Extracted information ▸
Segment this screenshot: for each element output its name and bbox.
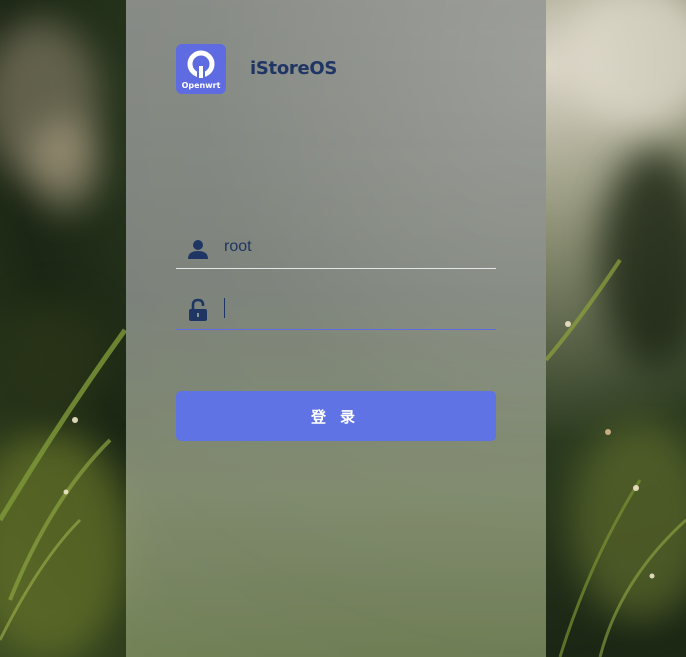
username-input[interactable] bbox=[224, 234, 486, 260]
password-field bbox=[176, 289, 496, 330]
username-field bbox=[176, 228, 496, 269]
login-panel: Openwrt iStoreOS 登录 bbox=[126, 0, 546, 657]
login-button[interactable]: 登录 bbox=[176, 391, 496, 441]
text-caret bbox=[224, 298, 225, 318]
user-icon bbox=[188, 240, 208, 259]
openwrt-logo-icon bbox=[187, 50, 215, 80]
openwrt-logo: Openwrt bbox=[176, 44, 226, 94]
brand-title: iStoreOS bbox=[250, 58, 338, 79]
logo-caption: Openwrt bbox=[181, 81, 221, 90]
unlock-icon bbox=[189, 298, 207, 321]
password-input[interactable] bbox=[224, 295, 486, 321]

Description of the task ▸
How many lines in the items above contain the string "interactable"? Reply with the number alone.

Exercise output ▸
3